## Parts of the exercise:
[A] Answer these questions about the state-change cleanup script, one line each and marked the same way:
(i) Which ObjectName does the script read from the grooming settings table?
(ii) Which HealthState values does a row need to have to be deleted?
(iii) At most how many rows does each DELETE inside the loop remove?
[B] Summarize the state-change cleanup script in two sentences.
[C] Update the stretch of the state-change cleanup script from "FROM dbo.PartitionAndGroomingSettings" through "SELECT @MaxTimeGroomed = MAX(TimeGenerated)", changing "@MaxTimeGroomed" to "@LatestGroomedTime".

[START OF Source passage]

Cleanup old statechanges for disabled monitors: http://blogs.technet.com/kevinholman/archive/2009/12/21/tuning-tip-do-you-have-monitors-constantly-flip-flopping.aspx

USE [OperationsManager]
GO
SET ANSI_NULLS ON
GO
SET QUOTED_IDENTIFIER ON
GO
BEGIN
    SET NOCOUNT ON
    DECLARE @Err int
    DECLARE @Ret int
    DECLARE @DaysToKeep tinyint
    DECLARE @GroomingThresholdLocal datetime
    DECLARE @GroomingThresholdUTC datetime
    DECLARE @TimeGroomingRan datetime
    DECLARE @MaxTimeGroomed datetime
    DECLARE @RowCount int
    SET @TimeGroomingRan = getutcdate()
    SELECT @GroomingThresholdLocal = dbo.fn_GroomingThreshold(DaysToKeep, getdate())
    FROM dbo.PartitionAndGroomingSettings
    WHERE ObjectName = 'StateChangeEvent'
    EXEC dbo.p_ConvertLocalTimeToUTC @GroomingThresholdLocal, @GroomingThresholdUTC OUT
    SET @Err = @@ERROR
    IF (@Err <> 0)
    BEGIN
        GOTO Error_Exit
    END
    SET @RowCount = 1
    -- This is to update the settings table 
    -- with the max groomed data 
    SELECT @MaxTimeGroomed = MAX(TimeGenerated)
    FROM dbo.StateChangeEvent
    WHERE TimeGenerated < @GroomingThresholdUTC
    IF @MaxTimeGroomed IS NULL
        GOTO Success_Exit
    -- Instead of the FK DELETE CASCADE handling the deletion of the rows from 
    -- the MJS table, do it explicitly. Performance is much better this way. 
    DELETE MJS
    FROM dbo.MonitoringJobStatus MJS
    JOIN dbo.StateChangeEvent SCE
        ON SCE.StateChangeEventId = MJS.StateChangeEventId
    JOIN dbo.State S WITH(NOLOCK)
        ON SCE.[StateId] = S.[StateId]
    WHERE SCE.TimeGenerated < @GroomingThresholdUTC
    AND S.[HealthState] in (0,1,2,3)
    SELECT @Err = @@ERROR
    IF (@Err <> 0)
    BEGIN
        GOTO Error_Exit
    END
    WHILE (@RowCount > 0)
    BEGIN
        -- Delete StateChangeEvents that are older than @GroomingThresholdUTC 
        -- We are doing this in chunks in separate transactions on 
        -- purpose: to avoid the transaction log to grow too large. 
        DELETE TOP (10000) SCE
        FROM dbo.StateChangeEvent SCE
        JOIN dbo.State S WITH(NOLOCK)
            ON SCE.[StateId] = S.[StateId]
        WHERE TimeGenerated < @GroomingThresholdUTC
        AND S.[HealthState] in (0,1,2,3)
        SELECT @Err = @@ERROR, @RowCount = @@ROWCOUNT
        IF (@Err <> 0)

[END OF Source passage]
[START OF Data section]

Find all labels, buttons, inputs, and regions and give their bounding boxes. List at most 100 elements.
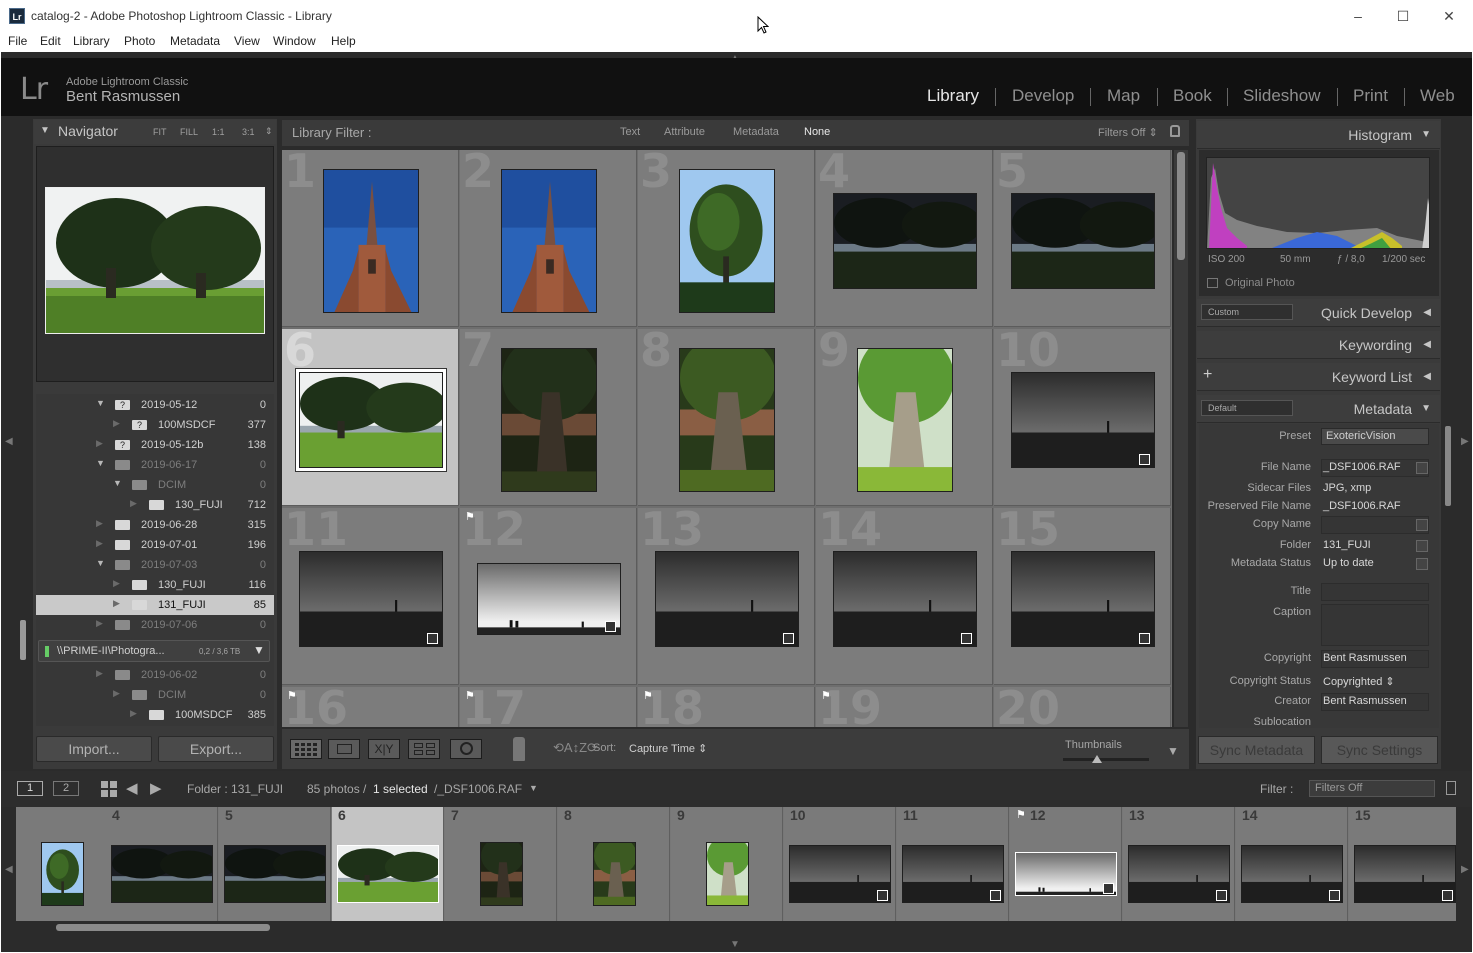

[END OF Data section]

## Response list:
[A]
(i) 'StateChangeEvent'
(ii) 0, 1, 2 and 3
(iii) 10000

[B] Working in the OperationsManager database, the script gets a grooming threshold from the DaysToKeep setting for StateChangeEvent and converts it to UTC. It then explicitly deletes the matching MonitoringJobStatus rows and removes older state change events with health states 0 through 3 in chunks of 10000, each in a separate transaction, so the transaction log doesn't grow too large.

[C]
FROM dbo.PartitionAndGroomingSettings
    WHERE ObjectName = 'StateChangeEvent'
    EXEC dbo.p_ConvertLocalTimeToUTC @GroomingThresholdLocal, @GroomingThresholdUTC OUT
    SET @Err = @@ERROR
    IF (@Err <> 0)
    BEGIN
        GOTO Error_Exit
    END
    SET @RowCount = 1
    -- This is to update the settings table 
    -- with the max groomed data 
    SELECT @LatestGroomedTime = MAX(TimeGenerated)